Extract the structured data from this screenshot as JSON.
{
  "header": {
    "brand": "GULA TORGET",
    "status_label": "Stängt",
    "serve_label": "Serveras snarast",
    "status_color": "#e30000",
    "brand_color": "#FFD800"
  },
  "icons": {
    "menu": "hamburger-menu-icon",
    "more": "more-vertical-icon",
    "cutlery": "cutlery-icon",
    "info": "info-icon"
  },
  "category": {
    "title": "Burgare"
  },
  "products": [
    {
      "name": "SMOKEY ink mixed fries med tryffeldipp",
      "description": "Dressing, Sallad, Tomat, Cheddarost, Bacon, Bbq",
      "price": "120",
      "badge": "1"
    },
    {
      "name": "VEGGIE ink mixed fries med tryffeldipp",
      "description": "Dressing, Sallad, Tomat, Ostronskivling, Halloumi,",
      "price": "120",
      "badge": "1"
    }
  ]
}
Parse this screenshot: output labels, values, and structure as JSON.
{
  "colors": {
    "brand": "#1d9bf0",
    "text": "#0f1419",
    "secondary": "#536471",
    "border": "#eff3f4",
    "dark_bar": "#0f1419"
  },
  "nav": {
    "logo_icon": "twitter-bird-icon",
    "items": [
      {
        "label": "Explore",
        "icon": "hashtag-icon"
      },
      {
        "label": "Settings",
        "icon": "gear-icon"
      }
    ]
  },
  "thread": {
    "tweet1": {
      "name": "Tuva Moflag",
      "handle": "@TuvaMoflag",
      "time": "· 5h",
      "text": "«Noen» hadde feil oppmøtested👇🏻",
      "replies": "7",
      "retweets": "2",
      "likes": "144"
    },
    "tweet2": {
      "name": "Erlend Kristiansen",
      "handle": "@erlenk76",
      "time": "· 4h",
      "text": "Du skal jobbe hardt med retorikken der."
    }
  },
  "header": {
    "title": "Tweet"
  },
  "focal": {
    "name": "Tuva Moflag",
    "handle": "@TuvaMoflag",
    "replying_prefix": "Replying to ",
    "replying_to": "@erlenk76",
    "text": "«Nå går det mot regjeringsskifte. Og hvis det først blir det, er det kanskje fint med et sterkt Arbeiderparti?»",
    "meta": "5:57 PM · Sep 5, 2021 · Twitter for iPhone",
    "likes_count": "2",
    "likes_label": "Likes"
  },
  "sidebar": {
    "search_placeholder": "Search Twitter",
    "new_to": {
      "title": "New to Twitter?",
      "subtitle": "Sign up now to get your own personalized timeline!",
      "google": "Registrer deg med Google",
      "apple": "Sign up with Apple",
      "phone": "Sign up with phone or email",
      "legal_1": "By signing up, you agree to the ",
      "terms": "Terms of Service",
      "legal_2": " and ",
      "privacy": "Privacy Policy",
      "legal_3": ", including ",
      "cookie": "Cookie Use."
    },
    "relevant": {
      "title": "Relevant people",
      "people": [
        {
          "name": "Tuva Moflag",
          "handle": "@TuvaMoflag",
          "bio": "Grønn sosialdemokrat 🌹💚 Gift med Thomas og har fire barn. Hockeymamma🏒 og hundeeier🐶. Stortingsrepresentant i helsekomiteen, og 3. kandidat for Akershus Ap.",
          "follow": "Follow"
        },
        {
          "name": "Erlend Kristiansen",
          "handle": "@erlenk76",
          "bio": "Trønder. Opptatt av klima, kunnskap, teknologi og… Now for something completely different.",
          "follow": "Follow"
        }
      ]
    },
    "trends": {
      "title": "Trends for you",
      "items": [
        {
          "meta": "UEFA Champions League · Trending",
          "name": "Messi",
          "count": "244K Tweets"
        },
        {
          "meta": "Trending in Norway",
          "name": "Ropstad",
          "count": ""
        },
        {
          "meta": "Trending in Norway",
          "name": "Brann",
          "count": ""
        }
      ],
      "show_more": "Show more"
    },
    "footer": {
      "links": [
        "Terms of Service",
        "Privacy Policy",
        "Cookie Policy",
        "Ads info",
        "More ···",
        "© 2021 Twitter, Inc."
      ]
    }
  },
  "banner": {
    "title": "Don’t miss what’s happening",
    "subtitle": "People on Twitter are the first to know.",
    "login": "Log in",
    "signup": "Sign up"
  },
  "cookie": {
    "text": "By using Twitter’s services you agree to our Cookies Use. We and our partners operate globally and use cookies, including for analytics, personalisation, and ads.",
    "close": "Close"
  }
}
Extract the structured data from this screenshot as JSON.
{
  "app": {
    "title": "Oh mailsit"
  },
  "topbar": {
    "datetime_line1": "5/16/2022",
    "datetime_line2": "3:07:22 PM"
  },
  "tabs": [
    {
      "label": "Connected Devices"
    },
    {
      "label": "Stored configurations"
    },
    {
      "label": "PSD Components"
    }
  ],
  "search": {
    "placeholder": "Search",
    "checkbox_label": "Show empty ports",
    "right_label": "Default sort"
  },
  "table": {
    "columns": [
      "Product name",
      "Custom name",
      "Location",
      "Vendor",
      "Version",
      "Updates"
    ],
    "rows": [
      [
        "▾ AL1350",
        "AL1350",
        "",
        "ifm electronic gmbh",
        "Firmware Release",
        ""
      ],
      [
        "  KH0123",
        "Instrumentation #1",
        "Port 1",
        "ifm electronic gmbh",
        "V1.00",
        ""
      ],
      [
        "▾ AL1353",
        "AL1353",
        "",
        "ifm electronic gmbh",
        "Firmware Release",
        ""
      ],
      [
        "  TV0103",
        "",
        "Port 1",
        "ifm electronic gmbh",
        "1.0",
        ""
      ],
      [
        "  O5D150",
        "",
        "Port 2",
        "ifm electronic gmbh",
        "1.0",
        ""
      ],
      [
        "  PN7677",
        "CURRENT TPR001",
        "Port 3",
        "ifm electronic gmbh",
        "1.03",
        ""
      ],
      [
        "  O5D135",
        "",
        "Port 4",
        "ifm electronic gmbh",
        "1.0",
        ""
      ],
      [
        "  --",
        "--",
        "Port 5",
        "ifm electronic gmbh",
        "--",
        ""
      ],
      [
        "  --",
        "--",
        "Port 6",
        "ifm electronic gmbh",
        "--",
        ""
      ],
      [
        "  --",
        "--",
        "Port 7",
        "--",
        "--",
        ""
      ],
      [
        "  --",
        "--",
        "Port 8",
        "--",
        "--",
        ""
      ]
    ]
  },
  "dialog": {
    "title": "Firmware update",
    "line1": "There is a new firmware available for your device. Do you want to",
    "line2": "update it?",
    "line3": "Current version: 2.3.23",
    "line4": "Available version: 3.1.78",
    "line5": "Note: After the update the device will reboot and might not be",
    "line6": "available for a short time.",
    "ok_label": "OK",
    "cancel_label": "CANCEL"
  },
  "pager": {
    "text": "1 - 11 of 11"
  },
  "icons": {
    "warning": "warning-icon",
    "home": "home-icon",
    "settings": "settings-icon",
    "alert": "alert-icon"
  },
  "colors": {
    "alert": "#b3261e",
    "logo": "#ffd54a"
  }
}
==*==
== REQUEST ==
Restate every entry word for word.

== WRITTEN SOLUTION ==
Extract the structured data from this screenshot as JSON.
{
  "header": {
    "brand": "GULA TORGET",
    "status_label": "Stängt",
    "serve_label": "Serveras snarast",
    "status_color": "#e30000",
    "brand_color": "#FFD800"
  },
  "icons": {
    "menu": "hamburger-menu-icon",
    "more": "more-vertical-icon",
    "cutlery": "cutlery-icon",
    "info": "info-icon"
  },
  "category": {
    "title": "Burgare"
  },
  "products": [
    {
      "name": "SMOKEY ink mixed fries med tryffeldipp",
      "description": "Dressing, Sallad, Tomat, Cheddarost, Bacon, Bbq",
      "price": "120",
      "badge": "1"
    },
    {
      "name": "VEGGIE ink mixed fries med tryffeldipp",
      "description": "Dressing, Sallad, Tomat, Ostronskivling, Halloumi,",
      "price": "120",
      "badge": "1"
    }
  ]
}
Parse this screenshot: output labels, values, and structure as JSON.
{
  "colors": {
    "brand": "#1d9bf0",
    "text": "#0f1419",
    "secondary": "#536471",
    "border": "#eff3f4",
    "dark_bar": "#0f1419"
  },
  "nav": {
    "logo_icon": "twitter-bird-icon",
    "items": [
      {
        "label": "Explore",
        "icon": "hashtag-icon"
      },
      {
        "label": "Settings",
        "icon": "gear-icon"
      }
    ]
  },
  "thread": {
    "tweet1": {
      "name": "Tuva Moflag",
      "handle": "@TuvaMoflag",
      "time": "· 5h",
      "text": "«Noen» hadde feil oppmøtested👇🏻",
      "replies": "7",
      "retweets": "2",
      "likes": "144"
    },
    "tweet2": {
      "name": "Erlend Kristiansen",
      "handle": "@erlenk76",
      "time": "· 4h",
      "text": "Du skal jobbe hardt med retorikken der."
    }
  },
  "header": {
    "title": "Tweet"
  },
  "focal": {
    "name": "Tuva Moflag",
    "handle": "@TuvaMoflag",
    "replying_prefix": "Replying to ",
    "replying_to": "@erlenk76",
    "text": "«Nå går det mot regjeringsskifte. Og hvis det først blir det, er det kanskje fint med et sterkt Arbeiderparti?»",
    "meta": "5:57 PM · Sep 5, 2021 · Twitter for iPhone",
    "likes_count": "2",
    "likes_label": "Likes"
  },
  "sidebar": {
    "search_placeholder": "Search Twitter",
    "new_to": {
      "title": "New to Twitter?",
      "subtitle": "Sign up now to get your own personalized timeline!",
      "google": "Registrer deg med Google",
      "apple": "Sign up with Apple",
      "phone": "Sign up with phone or email",
      "legal_1": "By signing up, you agree to the ",
      "terms": "Terms of Service",
      "legal_2": " and ",
      "privacy": "Privacy Policy",
      "legal_3": ", including ",
      "cookie": "Cookie Use."
    },
    "relevant": {
      "title": "Relevant people",
      "people": [
        {
          "name": "Tuva Moflag",
          "handle": "@TuvaMoflag",
          "bio": "Grønn sosialdemokrat 🌹💚 Gift med Thomas og har fire barn. Hockeymamma🏒 og hundeeier🐶. Stortingsrepresentant i helsekomiteen, og 3. kandidat for Akershus Ap.",
          "follow": "Follow"
        },
        {
          "name": "Erlend Kristiansen",
          "handle": "@erlenk76",
          "bio": "Trønder. Opptatt av klima, kunnskap, teknologi og… Now for something completely different.",
          "follow": "Follow"
        }
      ]
    },
    "trends": {
      "title": "Trends for you",
      "items": [
        {
          "meta": "UEFA Champions League · Trending",
          "name": "Messi",
          "count": "244K Tweets"
        },
        {
          "meta": "Trending in Norway",
          "name": "Ropstad",
          "count": ""
        },
        {
          "meta": "Trending in Norway",
          "name": "Brann",
          "count": ""
        }
      ],
      "show_more": "Show more"
    },
    "footer": {
      "links": [
        "Terms of Service",
        "Privacy Policy",
        "Cookie Policy",
        "Ads info",
        "More ···",
        "© 2021 Twitter, Inc."
      ]
    }
  },
  "banner": {
    "title": "Don’t miss what’s happening",
    "subtitle": "People on Twitter are the first to know.",
    "login": "Log in",
    "signup": "Sign up"
  },
  "cookie": {
    "text": "By using Twitter’s services you agree to our Cookies Use. We and our partners operate globally and use cookies, including for analytics, personalisation, and ads.",
    "close": "Close"
  }
}
Extract the structured data from this screenshot as JSON.
{
  "app": {
    "title": "Oh mailsit"
  },
  "topbar": {
    "datetime_line1": "5/16/2022",
    "datetime_line2": "3:07:22 PM"
  },
  "tabs": [
    {
      "label": "Connected Devices"
    },
    {
      "label": "Stored configurations"
    },
    {
      "label": "PSD Components"
    }
  ],
  "search": {
    "placeholder": "Search",
    "checkbox_label": "Show empty ports",
    "right_label": "Default sort"
  },
  "table": {
    "columns": [
      "Product name",
      "Custom name",
      "Location",
      "Vendor",
      "Version",
      "Updates"
    ],
    "rows": [
      [
        "▾ AL1350",
        "AL1350",
        "",
        "ifm electronic gmbh",
        "Firmware Release",
        ""
      ],
      [
        "  KH0123",
        "Instrumentation #1",
        "Port 1",
        "ifm electronic gmbh",
        "V1.00",
        ""
      ],
      [
        "▾ AL1353",
        "AL1353",
        "",
        "ifm electronic gmbh",
        "Firmware Release",
        ""
      ],
      [
        "  TV0103",
        "",
        "Port 1",
        "ifm electronic gmbh",
        "1.0",
        ""
      ],
      [
        "  O5D150",
        "",
        "Port 2",
        "ifm electronic gmbh",
        "1.0",
        ""
      ],
      [
        "  PN7677",
        "CURRENT TPR001",
        "Port 3",
        "ifm electronic gmbh",
        "1.03",
        ""
      ],
      [
        "  O5D135",
        "",
        "Port 4",
        "ifm electronic gmbh",
        "1.0",
        ""
      ],
      [
        "  --",
        "--",
        "Port 5",
        "ifm electronic gmbh",
        "--",
        ""
      ],
      [
        "  --",
        "--",
        "Port 6",
        "ifm electronic gmbh",
        "--",
        ""
      ],
      [
        "  --",
        "--",
        "Port 7",
        "--",
        "--",
        ""
      ],
      [
        "  --",
        "--",
        "Port 8",
        "--",
        "--",
        ""
      ]
    ]
  },
  "dialog": {
    "title": "Firmware update",
    "line1": "There is a new firmware available for your device. Do you want to",
    "line2": "update it?",
    "line3": "Current version: 2.3.23",
    "line4": "Available version: 3.1.78",
    "line5": "Note: After the update the device will reboot and might not be",
    "line6": "available for a short time.",
    "ok_label": "OK",
    "cancel_label": "CANCEL"
  },
  "pager": {
    "text": "1 - 11 of 11"
  },
  "icons": {
    "warning": "warning-icon",
    "home": "home-icon",
    "settings": "settings-icon",
    "alert": "alert-icon"
  },
  "colors": {
    "alert": "#b3261e",
    "logo": "#ffd54a"
  }
}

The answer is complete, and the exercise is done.